• Exercise requirements: Search the material and gather each line with "name" in it.

Data items:
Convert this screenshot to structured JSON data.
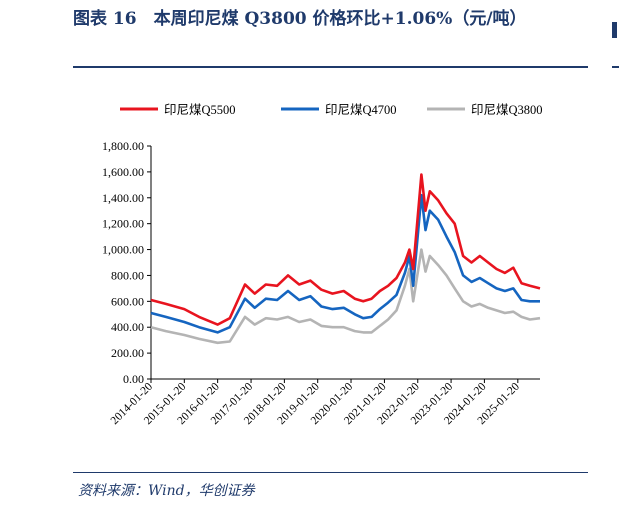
{
  "figure": {
    "title": "图表 16　本周印尼煤 Q3800 价格环比+1.06%（元/吨）",
    "source": "资料来源：Wind，华创证券"
  },
  "colors": {
    "rule": "#1f3a6b",
    "q5500": "#e8141f",
    "q4700": "#1565c0",
    "q3800": "#b4b4b4",
    "axis": "#000000"
  },
  "chart_data": {
    "type": "line",
    "title": "",
    "xlabel": "",
    "ylabel": "",
    "ylim": [
      0,
      1800
    ],
    "y_ticks": [
      0,
      200,
      400,
      600,
      800,
      1000,
      1200,
      1400,
      1600,
      1800
    ],
    "y_tick_labels": [
      "0.00",
      "200.00",
      "400.00",
      "600.00",
      "800.00",
      "1,000.00",
      "1,200.00",
      "1,400.00",
      "1,600.00",
      "1,800.00"
    ],
    "x_ticks": [
      "2014-01-20",
      "2015-01-20",
      "2016-01-20",
      "2017-01-20",
      "2018-01-20",
      "2019-01-20",
      "2020-01-20",
      "2021-01-20",
      "2022-01-20",
      "2023-01-20",
      "2024-01-20",
      "2025-01-20"
    ],
    "x_range": [
      "2014-01-20",
      "2025-09-20"
    ],
    "grid": false,
    "legend": "top",
    "x": [
      "2014-01-20",
      "2014-07-01",
      "2015-01-20",
      "2015-07-01",
      "2016-01-20",
      "2016-06-01",
      "2016-11-15",
      "2017-03-01",
      "2017-07-01",
      "2017-11-01",
      "2018-03-01",
      "2018-07-01",
      "2018-11-01",
      "2019-03-01",
      "2019-07-01",
      "2019-11-01",
      "2020-03-01",
      "2020-06-01",
      "2020-09-01",
      "2020-12-01",
      "2021-03-01",
      "2021-06-01",
      "2021-09-01",
      "2021-10-20",
      "2021-12-01",
      "2022-03-01",
      "2022-04-15",
      "2022-06-01",
      "2022-09-01",
      "2022-12-01",
      "2023-03-01",
      "2023-06-01",
      "2023-09-01",
      "2023-12-01",
      "2024-03-01",
      "2024-06-01",
      "2024-09-01",
      "2024-12-01",
      "2025-03-01",
      "2025-06-01",
      "2025-09-20"
    ],
    "series": [
      {
        "name": "印尼煤Q5500",
        "color": "#e8141f",
        "values": [
          610,
          580,
          540,
          480,
          420,
          470,
          730,
          660,
          730,
          720,
          800,
          730,
          760,
          690,
          660,
          680,
          620,
          600,
          620,
          680,
          720,
          780,
          900,
          1000,
          850,
          1580,
          1300,
          1450,
          1380,
          1280,
          1200,
          950,
          900,
          950,
          900,
          850,
          820,
          860,
          740,
          720,
          700
        ]
      },
      {
        "name": "印尼煤Q4700",
        "color": "#1565c0",
        "values": [
          510,
          480,
          440,
          400,
          360,
          400,
          620,
          550,
          620,
          610,
          680,
          610,
          640,
          560,
          540,
          550,
          500,
          470,
          480,
          540,
          590,
          650,
          820,
          950,
          720,
          1420,
          1150,
          1300,
          1230,
          1100,
          980,
          800,
          750,
          780,
          740,
          700,
          680,
          700,
          610,
          600,
          600
        ]
      },
      {
        "name": "印尼煤Q3800",
        "color": "#b4b4b4",
        "values": [
          400,
          370,
          340,
          310,
          280,
          290,
          480,
          420,
          470,
          460,
          480,
          440,
          460,
          410,
          400,
          400,
          370,
          360,
          360,
          410,
          460,
          530,
          720,
          850,
          600,
          1000,
          830,
          950,
          880,
          800,
          700,
          600,
          560,
          580,
          550,
          530,
          510,
          520,
          480,
          460,
          470
        ]
      }
    ]
  }
}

• Output of the exercise:
        "name": "印尼煤Q5500",
        "name": "印尼煤Q4700",
        "name": "印尼煤Q3800",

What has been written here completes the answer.